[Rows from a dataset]
━━━━━━━━━━━━━━━━
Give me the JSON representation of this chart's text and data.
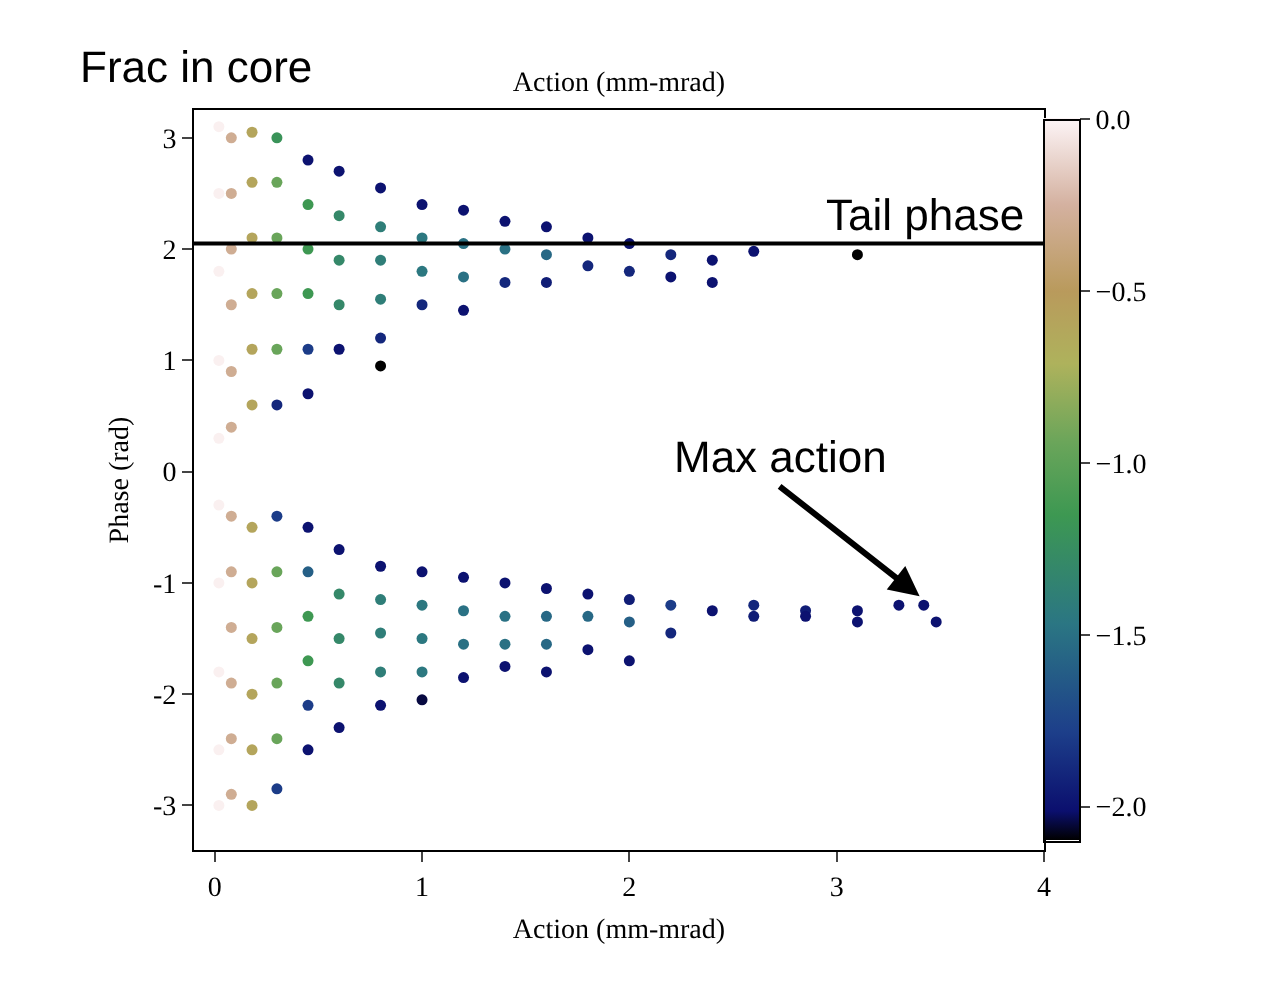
{
  "chart_data": {
    "type": "scatter",
    "clabel": "Frac in core",
    "x2label": "Action (mm-mrad)",
    "xlabel": "Action (mm-mrad)",
    "ylabel": "Phase (rad)",
    "xlim": [
      -0.1,
      4
    ],
    "xticks": [
      0,
      1,
      2,
      3,
      4
    ],
    "ylim": [
      -3.4,
      3.25
    ],
    "yticks": [
      -3,
      -2,
      -1,
      0,
      1,
      2,
      3
    ],
    "clim": [
      -2.1,
      0
    ],
    "cticks": [
      {
        "value": 0,
        "label": "0.0"
      },
      {
        "value": -0.5,
        "label": "−0.5"
      },
      {
        "value": -1,
        "label": "−1.0"
      },
      {
        "value": -1.5,
        "label": "−1.5"
      },
      {
        "value": -2,
        "label": "−2.0"
      }
    ],
    "legend": false,
    "marker": "circle",
    "ref_lines": [
      {
        "axis": "y",
        "value": 2.05,
        "label": "Tail phase",
        "color": "#000000"
      }
    ],
    "annotations": [
      {
        "text": "Max action",
        "x": 3.4,
        "y": -1.12
      }
    ],
    "x": [
      0.02,
      0.02,
      0.02,
      0.02,
      0.02,
      0.02,
      0.02,
      0.02,
      0.02,
      0.02,
      0.08,
      0.08,
      0.08,
      0.08,
      0.08,
      0.08,
      0.08,
      0.08,
      0.08,
      0.08,
      0.08,
      0.08,
      0.18,
      0.18,
      0.18,
      0.18,
      0.18,
      0.18,
      0.18,
      0.18,
      0.18,
      0.18,
      0.18,
      0.18,
      0.3,
      0.3,
      0.3,
      0.3,
      0.3,
      0.3,
      0.3,
      0.3,
      0.3,
      0.3,
      0.3,
      0.3,
      0.45,
      0.45,
      0.45,
      0.45,
      0.45,
      0.45,
      0.45,
      0.45,
      0.45,
      0.45,
      0.45,
      0.45,
      0.6,
      0.6,
      0.6,
      0.6,
      0.6,
      0.6,
      0.6,
      0.6,
      0.6,
      0.6,
      0.8,
      0.8,
      0.8,
      0.8,
      0.8,
      0.8,
      0.8,
      0.8,
      0.8,
      0.8,
      0.8,
      1.0,
      1.0,
      1.0,
      1.0,
      1.0,
      1.0,
      1.0,
      1.0,
      1.0,
      1.2,
      1.2,
      1.2,
      1.2,
      1.2,
      1.2,
      1.2,
      1.2,
      1.4,
      1.4,
      1.4,
      1.4,
      1.4,
      1.4,
      1.4,
      1.6,
      1.6,
      1.6,
      1.6,
      1.6,
      1.6,
      1.6,
      1.8,
      1.8,
      1.8,
      1.8,
      1.8,
      2.0,
      2.0,
      2.0,
      2.0,
      2.0,
      2.2,
      2.2,
      2.2,
      2.2,
      2.4,
      2.4,
      2.4,
      2.6,
      2.6,
      2.6,
      2.85,
      2.85,
      3.1,
      3.1,
      3.1,
      3.3,
      3.42,
      3.48
    ],
    "values": [
      3.1,
      2.5,
      1.8,
      1.0,
      0.3,
      -0.3,
      -1.0,
      -1.8,
      -2.5,
      -3.0,
      3.0,
      2.5,
      2.0,
      1.5,
      0.9,
      0.4,
      -0.4,
      -0.9,
      -1.4,
      -1.9,
      -2.4,
      -2.9,
      3.05,
      2.6,
      2.1,
      1.6,
      1.1,
      0.6,
      -0.5,
      -1.0,
      -1.5,
      -2.0,
      -2.5,
      -3.0,
      3.0,
      2.6,
      2.1,
      1.6,
      1.1,
      0.6,
      -0.4,
      -0.9,
      -1.4,
      -1.9,
      -2.4,
      -2.85,
      2.8,
      2.4,
      2.0,
      1.6,
      1.1,
      0.7,
      -0.5,
      -0.9,
      -1.3,
      -1.7,
      -2.1,
      -2.5,
      2.7,
      2.3,
      1.9,
      1.5,
      1.1,
      -0.7,
      -1.1,
      -1.5,
      -1.9,
      -2.3,
      2.55,
      2.2,
      1.9,
      1.55,
      1.2,
      0.95,
      -0.85,
      -1.15,
      -1.45,
      -1.8,
      -2.1,
      2.4,
      2.1,
      1.8,
      1.5,
      -0.9,
      -1.2,
      -1.5,
      -1.8,
      -2.05,
      2.35,
      2.05,
      1.75,
      1.45,
      -0.95,
      -1.25,
      -1.55,
      -1.85,
      2.25,
      2.0,
      1.7,
      -1.0,
      -1.3,
      -1.55,
      -1.75,
      2.2,
      1.95,
      1.7,
      -1.05,
      -1.3,
      -1.55,
      -1.8,
      2.1,
      1.85,
      -1.1,
      -1.3,
      -1.6,
      2.05,
      1.8,
      -1.15,
      -1.35,
      -1.7,
      1.95,
      1.75,
      -1.2,
      -1.45,
      1.9,
      1.7,
      -1.25,
      1.98,
      -1.2,
      -1.3,
      -1.25,
      -1.3,
      1.95,
      -1.25,
      -1.35,
      -1.2,
      -1.2,
      -1.35
    ],
    "cvalues": [
      -0.02,
      -0.02,
      -0.02,
      -0.02,
      -0.02,
      -0.02,
      -0.02,
      -0.02,
      -0.02,
      -0.02,
      -0.3,
      -0.3,
      -0.3,
      -0.3,
      -0.3,
      -0.3,
      -0.3,
      -0.3,
      -0.3,
      -0.3,
      -0.3,
      -0.3,
      -0.6,
      -0.6,
      -0.6,
      -0.6,
      -0.6,
      -0.6,
      -0.6,
      -0.6,
      -0.6,
      -0.6,
      -0.6,
      -0.6,
      -1.2,
      -0.95,
      -0.95,
      -0.95,
      -0.95,
      -1.9,
      -1.8,
      -0.95,
      -0.95,
      -0.95,
      -0.95,
      -1.8,
      -2.0,
      -1.15,
      -1.15,
      -1.15,
      -1.8,
      -2.0,
      -2.0,
      -1.6,
      -1.15,
      -1.15,
      -1.8,
      -2.0,
      -2.0,
      -1.3,
      -1.3,
      -1.3,
      -2.0,
      -2.0,
      -1.3,
      -1.3,
      -1.3,
      -2.0,
      -2.0,
      -1.4,
      -1.4,
      -1.4,
      -1.9,
      -2.1,
      -2.0,
      -1.4,
      -1.4,
      -1.4,
      -2.0,
      -2.0,
      -1.45,
      -1.45,
      -1.9,
      -2.0,
      -1.45,
      -1.45,
      -1.45,
      -2.05,
      -2.0,
      -1.5,
      -1.5,
      -2.0,
      -2.0,
      -1.5,
      -1.5,
      -2.0,
      -2.0,
      -1.5,
      -1.9,
      -2.0,
      -1.5,
      -1.5,
      -2.0,
      -2.0,
      -1.55,
      -1.95,
      -2.0,
      -1.55,
      -1.55,
      -2.0,
      -2.0,
      -1.9,
      -2.0,
      -1.55,
      -2.0,
      -2.0,
      -1.9,
      -1.95,
      -1.6,
      -2.0,
      -1.9,
      -2.0,
      -1.8,
      -1.9,
      -2.0,
      -2.0,
      -2.0,
      -2.0,
      -1.9,
      -1.95,
      -1.95,
      -2.0,
      -2.1,
      -2.0,
      -2.0,
      -2.0,
      -2.0,
      -2.0
    ]
  }
}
━━━━━━━━━━━━━━━━
The task.
Write out every record above exactly as it stands, but leave out the pictures.

Written response.
Give me the JSON representation of this chart's text and data.
{
  "chart_data": {
    "type": "scatter",
    "clabel": "Frac in core",
    "x2label": "Action (mm-mrad)",
    "xlabel": "Action (mm-mrad)",
    "ylabel": "Phase (rad)",
    "xlim": [
      -0.1,
      4
    ],
    "xticks": [
      0,
      1,
      2,
      3,
      4
    ],
    "ylim": [
      -3.4,
      3.25
    ],
    "yticks": [
      -3,
      -2,
      -1,
      0,
      1,
      2,
      3
    ],
    "clim": [
      -2.1,
      0
    ],
    "cticks": [
      {
        "value": 0,
        "label": "0.0"
      },
      {
        "value": -0.5,
        "label": "−0.5"
      },
      {
        "value": -1,
        "label": "−1.0"
      },
      {
        "value": -1.5,
        "label": "−1.5"
      },
      {
        "value": -2,
        "label": "−2.0"
      }
    ],
    "legend": false,
    "marker": "circle",
    "ref_lines": [
      {
        "axis": "y",
        "value": 2.05,
        "label": "Tail phase",
        "color": "#000000"
      }
    ],
    "annotations": [
      {
        "text": "Max action",
        "x": 3.4,
        "y": -1.12
      }
    ],
    "x": [
      0.02,
      0.02,
      0.02,
      0.02,
      0.02,
      0.02,
      0.02,
      0.02,
      0.02,
      0.02,
      0.08,
      0.08,
      0.08,
      0.08,
      0.08,
      0.08,
      0.08,
      0.08,
      0.08,
      0.08,
      0.08,
      0.08,
      0.18,
      0.18,
      0.18,
      0.18,
      0.18,
      0.18,
      0.18,
      0.18,
      0.18,
      0.18,
      0.18,
      0.18,
      0.3,
      0.3,
      0.3,
      0.3,
      0.3,
      0.3,
      0.3,
      0.3,
      0.3,
      0.3,
      0.3,
      0.3,
      0.45,
      0.45,
      0.45,
      0.45,
      0.45,
      0.45,
      0.45,
      0.45,
      0.45,
      0.45,
      0.45,
      0.45,
      0.6,
      0.6,
      0.6,
      0.6,
      0.6,
      0.6,
      0.6,
      0.6,
      0.6,
      0.6,
      0.8,
      0.8,
      0.8,
      0.8,
      0.8,
      0.8,
      0.8,
      0.8,
      0.8,
      0.8,
      0.8,
      1.0,
      1.0,
      1.0,
      1.0,
      1.0,
      1.0,
      1.0,
      1.0,
      1.0,
      1.2,
      1.2,
      1.2,
      1.2,
      1.2,
      1.2,
      1.2,
      1.2,
      1.4,
      1.4,
      1.4,
      1.4,
      1.4,
      1.4,
      1.4,
      1.6,
      1.6,
      1.6,
      1.6,
      1.6,
      1.6,
      1.6,
      1.8,
      1.8,
      1.8,
      1.8,
      1.8,
      2.0,
      2.0,
      2.0,
      2.0,
      2.0,
      2.2,
      2.2,
      2.2,
      2.2,
      2.4,
      2.4,
      2.4,
      2.6,
      2.6,
      2.6,
      2.85,
      2.85,
      3.1,
      3.1,
      3.1,
      3.3,
      3.42,
      3.48
    ],
    "values": [
      3.1,
      2.5,
      1.8,
      1.0,
      0.3,
      -0.3,
      -1.0,
      -1.8,
      -2.5,
      -3.0,
      3.0,
      2.5,
      2.0,
      1.5,
      0.9,
      0.4,
      -0.4,
      -0.9,
      -1.4,
      -1.9,
      -2.4,
      -2.9,
      3.05,
      2.6,
      2.1,
      1.6,
      1.1,
      0.6,
      -0.5,
      -1.0,
      -1.5,
      -2.0,
      -2.5,
      -3.0,
      3.0,
      2.6,
      2.1,
      1.6,
      1.1,
      0.6,
      -0.4,
      -0.9,
      -1.4,
      -1.9,
      -2.4,
      -2.85,
      2.8,
      2.4,
      2.0,
      1.6,
      1.1,
      0.7,
      -0.5,
      -0.9,
      -1.3,
      -1.7,
      -2.1,
      -2.5,
      2.7,
      2.3,
      1.9,
      1.5,
      1.1,
      -0.7,
      -1.1,
      -1.5,
      -1.9,
      -2.3,
      2.55,
      2.2,
      1.9,
      1.55,
      1.2,
      0.95,
      -0.85,
      -1.15,
      -1.45,
      -1.8,
      -2.1,
      2.4,
      2.1,
      1.8,
      1.5,
      -0.9,
      -1.2,
      -1.5,
      -1.8,
      -2.05,
      2.35,
      2.05,
      1.75,
      1.45,
      -0.95,
      -1.25,
      -1.55,
      -1.85,
      2.25,
      2.0,
      1.7,
      -1.0,
      -1.3,
      -1.55,
      -1.75,
      2.2,
      1.95,
      1.7,
      -1.05,
      -1.3,
      -1.55,
      -1.8,
      2.1,
      1.85,
      -1.1,
      -1.3,
      -1.6,
      2.05,
      1.8,
      -1.15,
      -1.35,
      -1.7,
      1.95,
      1.75,
      -1.2,
      -1.45,
      1.9,
      1.7,
      -1.25,
      1.98,
      -1.2,
      -1.3,
      -1.25,
      -1.3,
      1.95,
      -1.25,
      -1.35,
      -1.2,
      -1.2,
      -1.35
    ],
    "cvalues": [
      -0.02,
      -0.02,
      -0.02,
      -0.02,
      -0.02,
      -0.02,
      -0.02,
      -0.02,
      -0.02,
      -0.02,
      -0.3,
      -0.3,
      -0.3,
      -0.3,
      -0.3,
      -0.3,
      -0.3,
      -0.3,
      -0.3,
      -0.3,
      -0.3,
      -0.3,
      -0.6,
      -0.6,
      -0.6,
      -0.6,
      -0.6,
      -0.6,
      -0.6,
      -0.6,
      -0.6,
      -0.6,
      -0.6,
      -0.6,
      -1.2,
      -0.95,
      -0.95,
      -0.95,
      -0.95,
      -1.9,
      -1.8,
      -0.95,
      -0.95,
      -0.95,
      -0.95,
      -1.8,
      -2.0,
      -1.15,
      -1.15,
      -1.15,
      -1.8,
      -2.0,
      -2.0,
      -1.6,
      -1.15,
      -1.15,
      -1.8,
      -2.0,
      -2.0,
      -1.3,
      -1.3,
      -1.3,
      -2.0,
      -2.0,
      -1.3,
      -1.3,
      -1.3,
      -2.0,
      -2.0,
      -1.4,
      -1.4,
      -1.4,
      -1.9,
      -2.1,
      -2.0,
      -1.4,
      -1.4,
      -1.4,
      -2.0,
      -2.0,
      -1.45,
      -1.45,
      -1.9,
      -2.0,
      -1.45,
      -1.45,
      -1.45,
      -2.05,
      -2.0,
      -1.5,
      -1.5,
      -2.0,
      -2.0,
      -1.5,
      -1.5,
      -2.0,
      -2.0,
      -1.5,
      -1.9,
      -2.0,
      -1.5,
      -1.5,
      -2.0,
      -2.0,
      -1.55,
      -1.95,
      -2.0,
      -1.55,
      -1.55,
      -2.0,
      -2.0,
      -1.9,
      -2.0,
      -1.55,
      -2.0,
      -2.0,
      -1.9,
      -1.95,
      -1.6,
      -2.0,
      -1.9,
      -2.0,
      -1.8,
      -1.9,
      -2.0,
      -2.0,
      -2.0,
      -2.0,
      -1.9,
      -1.95,
      -1.95,
      -2.0,
      -2.1,
      -2.0,
      -2.0,
      -2.0,
      -2.0,
      -2.0
    ]
  }
}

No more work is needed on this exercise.